• [Directions]: Copy out the listing that follows, exact in every word, and skip the images.

• [Data extract]:
* begin *
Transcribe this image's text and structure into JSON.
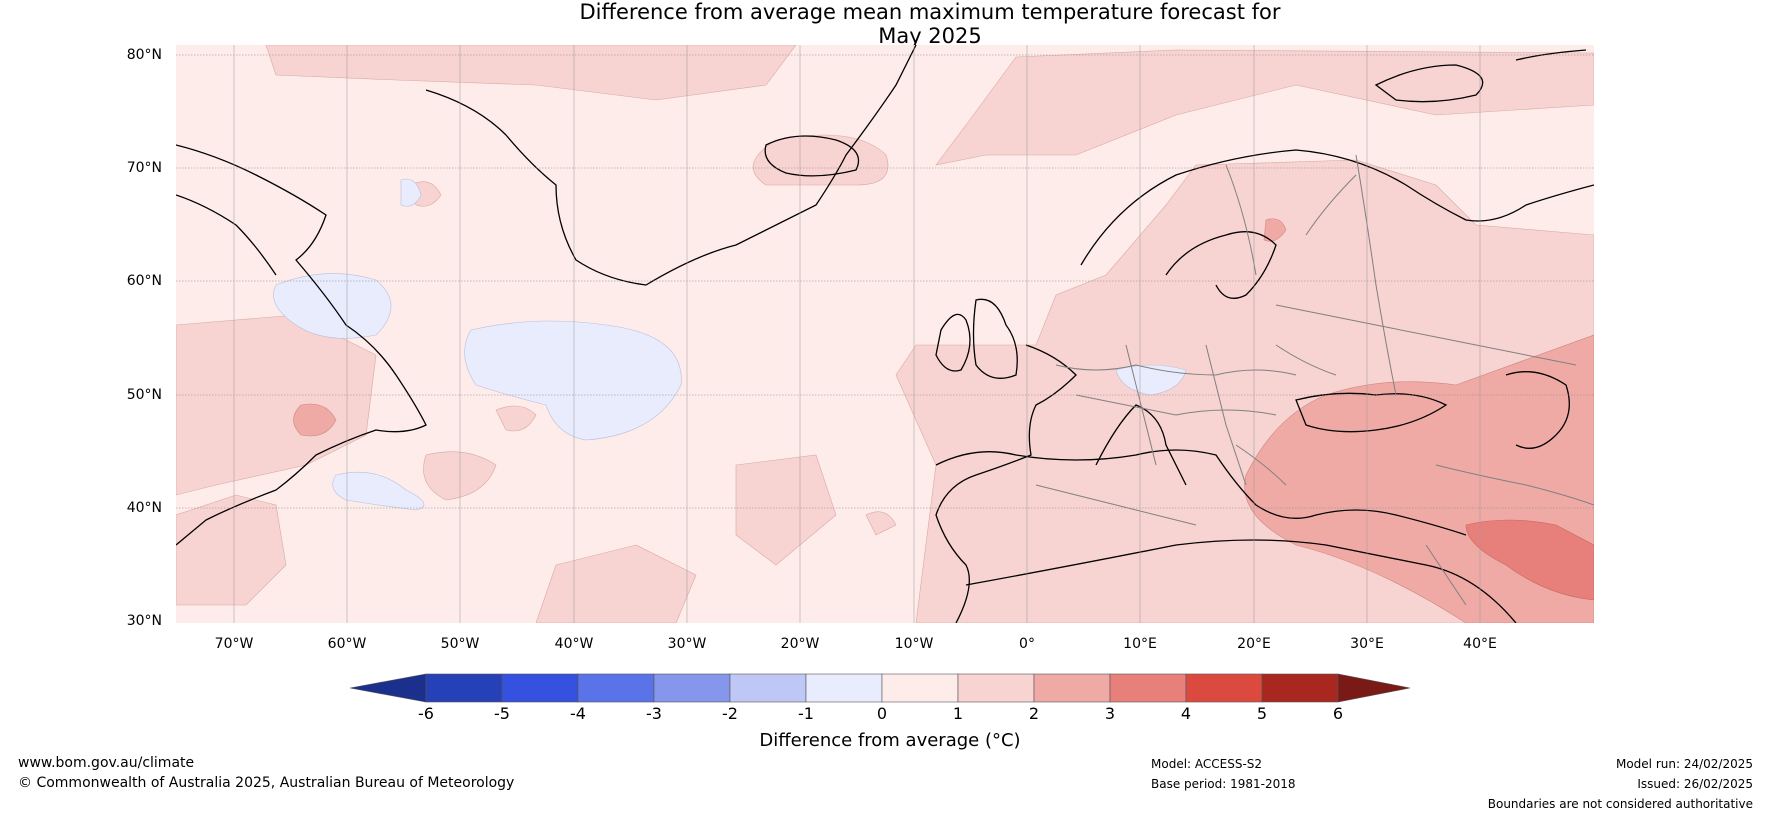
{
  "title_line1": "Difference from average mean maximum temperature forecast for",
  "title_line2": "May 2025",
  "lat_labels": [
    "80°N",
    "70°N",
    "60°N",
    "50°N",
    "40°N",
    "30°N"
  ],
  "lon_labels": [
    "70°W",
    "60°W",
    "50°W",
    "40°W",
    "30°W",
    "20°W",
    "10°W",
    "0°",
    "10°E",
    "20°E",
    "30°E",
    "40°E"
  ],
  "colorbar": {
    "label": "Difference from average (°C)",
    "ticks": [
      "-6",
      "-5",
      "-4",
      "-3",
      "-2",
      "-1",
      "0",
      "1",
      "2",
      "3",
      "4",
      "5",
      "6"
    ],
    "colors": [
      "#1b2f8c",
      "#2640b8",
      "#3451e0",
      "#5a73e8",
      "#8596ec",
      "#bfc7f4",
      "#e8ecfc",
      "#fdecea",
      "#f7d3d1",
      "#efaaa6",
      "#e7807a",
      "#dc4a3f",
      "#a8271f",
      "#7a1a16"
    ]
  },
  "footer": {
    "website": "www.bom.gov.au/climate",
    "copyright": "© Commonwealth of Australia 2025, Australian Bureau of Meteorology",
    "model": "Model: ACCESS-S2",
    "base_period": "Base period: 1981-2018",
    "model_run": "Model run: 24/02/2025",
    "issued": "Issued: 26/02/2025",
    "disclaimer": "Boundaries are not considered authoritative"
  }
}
* end *
• [Output below]:
Transcribe this image's text and structure into JSON.
{
  "title_line1": "Difference from average mean maximum temperature forecast for",
  "title_line2": "May 2025",
  "lat_labels": [
    "80°N",
    "70°N",
    "60°N",
    "50°N",
    "40°N",
    "30°N"
  ],
  "lon_labels": [
    "70°W",
    "60°W",
    "50°W",
    "40°W",
    "30°W",
    "20°W",
    "10°W",
    "0°",
    "10°E",
    "20°E",
    "30°E",
    "40°E"
  ],
  "colorbar": {
    "label": "Difference from average (°C)",
    "ticks": [
      "-6",
      "-5",
      "-4",
      "-3",
      "-2",
      "-1",
      "0",
      "1",
      "2",
      "3",
      "4",
      "5",
      "6"
    ],
    "colors": [
      "#1b2f8c",
      "#2640b8",
      "#3451e0",
      "#5a73e8",
      "#8596ec",
      "#bfc7f4",
      "#e8ecfc",
      "#fdecea",
      "#f7d3d1",
      "#efaaa6",
      "#e7807a",
      "#dc4a3f",
      "#a8271f",
      "#7a1a16"
    ]
  },
  "footer": {
    "website": "www.bom.gov.au/climate",
    "copyright": "© Commonwealth of Australia 2025, Australian Bureau of Meteorology",
    "model": "Model: ACCESS-S2",
    "base_period": "Base period: 1981-2018",
    "model_run": "Model run: 24/02/2025",
    "issued": "Issued: 26/02/2025",
    "disclaimer": "Boundaries are not considered authoritative"
  }
}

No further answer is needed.